* WHAT IS REQUIRED:
Reply with one number: the count of lines in the data that hold the string "text".

* STORED ROWS:
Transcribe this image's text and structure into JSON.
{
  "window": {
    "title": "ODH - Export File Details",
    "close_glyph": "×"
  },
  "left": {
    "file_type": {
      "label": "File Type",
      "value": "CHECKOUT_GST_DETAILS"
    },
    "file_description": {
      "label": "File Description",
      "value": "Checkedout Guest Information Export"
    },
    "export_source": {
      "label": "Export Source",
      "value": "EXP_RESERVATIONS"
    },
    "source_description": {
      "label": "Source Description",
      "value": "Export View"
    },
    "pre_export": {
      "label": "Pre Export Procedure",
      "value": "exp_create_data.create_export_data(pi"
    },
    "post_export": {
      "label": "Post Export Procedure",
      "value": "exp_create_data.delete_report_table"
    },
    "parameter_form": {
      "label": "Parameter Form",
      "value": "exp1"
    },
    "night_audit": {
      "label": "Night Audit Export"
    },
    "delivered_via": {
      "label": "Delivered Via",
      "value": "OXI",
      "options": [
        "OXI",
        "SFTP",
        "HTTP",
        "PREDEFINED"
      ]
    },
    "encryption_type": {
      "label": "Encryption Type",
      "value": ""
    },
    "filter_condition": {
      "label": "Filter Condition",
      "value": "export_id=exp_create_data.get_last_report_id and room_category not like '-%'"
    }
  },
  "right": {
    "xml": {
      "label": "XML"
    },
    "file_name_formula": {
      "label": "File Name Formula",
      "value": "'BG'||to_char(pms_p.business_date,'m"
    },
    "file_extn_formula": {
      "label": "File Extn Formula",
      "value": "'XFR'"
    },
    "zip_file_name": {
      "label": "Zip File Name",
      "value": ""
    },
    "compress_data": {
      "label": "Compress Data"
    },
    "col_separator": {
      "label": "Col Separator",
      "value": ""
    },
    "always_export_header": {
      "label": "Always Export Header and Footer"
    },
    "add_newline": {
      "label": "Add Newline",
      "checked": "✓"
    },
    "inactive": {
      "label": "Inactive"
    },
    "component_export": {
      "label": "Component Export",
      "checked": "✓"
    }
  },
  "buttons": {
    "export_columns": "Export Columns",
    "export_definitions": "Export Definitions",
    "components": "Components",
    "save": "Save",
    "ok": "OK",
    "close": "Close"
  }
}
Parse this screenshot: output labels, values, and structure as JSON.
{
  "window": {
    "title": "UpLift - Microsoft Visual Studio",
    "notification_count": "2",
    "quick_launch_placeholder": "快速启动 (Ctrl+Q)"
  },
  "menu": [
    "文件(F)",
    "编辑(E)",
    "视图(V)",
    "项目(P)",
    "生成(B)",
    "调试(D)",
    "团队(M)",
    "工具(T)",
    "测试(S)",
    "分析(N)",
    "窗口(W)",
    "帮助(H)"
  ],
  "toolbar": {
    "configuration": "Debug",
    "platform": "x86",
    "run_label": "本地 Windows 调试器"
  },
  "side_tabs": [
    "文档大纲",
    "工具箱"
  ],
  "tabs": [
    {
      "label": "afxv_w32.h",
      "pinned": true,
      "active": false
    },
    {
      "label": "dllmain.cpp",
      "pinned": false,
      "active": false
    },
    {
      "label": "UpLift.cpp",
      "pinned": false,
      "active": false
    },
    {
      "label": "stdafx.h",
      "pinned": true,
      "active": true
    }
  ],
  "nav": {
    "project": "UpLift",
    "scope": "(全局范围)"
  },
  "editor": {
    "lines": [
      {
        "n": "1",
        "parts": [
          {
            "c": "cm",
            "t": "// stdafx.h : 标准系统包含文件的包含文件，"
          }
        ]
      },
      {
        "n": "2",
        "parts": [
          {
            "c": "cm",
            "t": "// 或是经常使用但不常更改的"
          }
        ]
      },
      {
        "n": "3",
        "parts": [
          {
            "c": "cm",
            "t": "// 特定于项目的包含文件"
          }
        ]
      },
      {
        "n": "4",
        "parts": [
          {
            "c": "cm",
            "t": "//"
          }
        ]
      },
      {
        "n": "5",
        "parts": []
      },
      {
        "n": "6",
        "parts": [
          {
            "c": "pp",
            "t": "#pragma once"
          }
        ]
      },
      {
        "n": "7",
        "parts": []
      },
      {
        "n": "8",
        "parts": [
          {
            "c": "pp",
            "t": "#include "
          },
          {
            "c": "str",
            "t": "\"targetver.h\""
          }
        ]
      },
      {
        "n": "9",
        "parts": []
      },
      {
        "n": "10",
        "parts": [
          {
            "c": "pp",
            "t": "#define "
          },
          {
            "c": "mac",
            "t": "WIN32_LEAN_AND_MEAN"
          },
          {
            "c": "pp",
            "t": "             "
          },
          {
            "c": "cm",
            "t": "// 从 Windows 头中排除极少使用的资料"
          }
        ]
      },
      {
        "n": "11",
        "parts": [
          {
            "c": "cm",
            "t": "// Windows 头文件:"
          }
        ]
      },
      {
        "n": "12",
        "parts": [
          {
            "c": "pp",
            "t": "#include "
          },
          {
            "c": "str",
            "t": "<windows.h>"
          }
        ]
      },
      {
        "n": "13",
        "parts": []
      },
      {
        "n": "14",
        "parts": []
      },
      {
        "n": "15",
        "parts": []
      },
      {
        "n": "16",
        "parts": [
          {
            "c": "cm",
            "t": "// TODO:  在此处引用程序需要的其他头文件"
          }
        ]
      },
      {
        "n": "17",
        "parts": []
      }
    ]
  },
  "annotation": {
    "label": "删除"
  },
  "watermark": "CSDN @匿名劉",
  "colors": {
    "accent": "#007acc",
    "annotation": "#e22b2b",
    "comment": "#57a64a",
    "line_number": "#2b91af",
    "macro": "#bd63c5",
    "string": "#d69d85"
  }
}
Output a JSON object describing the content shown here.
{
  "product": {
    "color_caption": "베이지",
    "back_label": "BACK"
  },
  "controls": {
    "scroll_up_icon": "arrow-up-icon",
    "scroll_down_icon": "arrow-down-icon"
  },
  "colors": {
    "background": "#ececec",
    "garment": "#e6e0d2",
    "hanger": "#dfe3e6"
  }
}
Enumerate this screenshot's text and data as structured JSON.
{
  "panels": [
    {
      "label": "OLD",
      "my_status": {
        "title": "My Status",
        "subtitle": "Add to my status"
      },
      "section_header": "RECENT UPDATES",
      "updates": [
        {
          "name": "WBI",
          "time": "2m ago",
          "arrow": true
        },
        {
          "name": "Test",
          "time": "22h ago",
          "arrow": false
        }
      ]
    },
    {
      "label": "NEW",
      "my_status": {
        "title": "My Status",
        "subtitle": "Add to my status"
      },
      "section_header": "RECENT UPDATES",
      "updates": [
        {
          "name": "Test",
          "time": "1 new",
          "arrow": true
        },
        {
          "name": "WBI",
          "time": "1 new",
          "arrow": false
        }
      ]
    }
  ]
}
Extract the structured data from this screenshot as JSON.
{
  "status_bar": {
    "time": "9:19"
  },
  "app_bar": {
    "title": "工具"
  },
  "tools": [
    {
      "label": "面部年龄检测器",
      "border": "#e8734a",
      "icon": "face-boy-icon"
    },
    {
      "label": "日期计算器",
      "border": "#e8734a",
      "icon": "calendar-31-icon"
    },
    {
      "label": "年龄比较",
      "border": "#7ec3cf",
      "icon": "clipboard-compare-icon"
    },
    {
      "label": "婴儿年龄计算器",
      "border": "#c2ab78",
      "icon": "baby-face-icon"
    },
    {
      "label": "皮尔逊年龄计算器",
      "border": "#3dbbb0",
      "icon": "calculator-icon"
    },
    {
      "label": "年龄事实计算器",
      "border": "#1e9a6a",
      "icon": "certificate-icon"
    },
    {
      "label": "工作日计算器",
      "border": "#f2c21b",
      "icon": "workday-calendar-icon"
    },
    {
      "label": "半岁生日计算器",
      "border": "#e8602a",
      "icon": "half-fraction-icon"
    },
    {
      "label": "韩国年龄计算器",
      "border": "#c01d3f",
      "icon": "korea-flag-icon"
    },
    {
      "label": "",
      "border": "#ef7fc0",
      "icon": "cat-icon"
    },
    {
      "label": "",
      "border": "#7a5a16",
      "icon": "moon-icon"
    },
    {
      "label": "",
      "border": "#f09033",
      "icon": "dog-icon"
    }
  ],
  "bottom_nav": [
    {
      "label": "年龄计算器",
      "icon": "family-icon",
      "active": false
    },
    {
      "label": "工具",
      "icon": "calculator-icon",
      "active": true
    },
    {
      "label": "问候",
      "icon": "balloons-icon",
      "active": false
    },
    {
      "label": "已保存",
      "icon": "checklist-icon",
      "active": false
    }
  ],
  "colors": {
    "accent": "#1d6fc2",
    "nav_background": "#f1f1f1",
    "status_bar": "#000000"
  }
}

* RESULT OF THIS EXERCISE:
2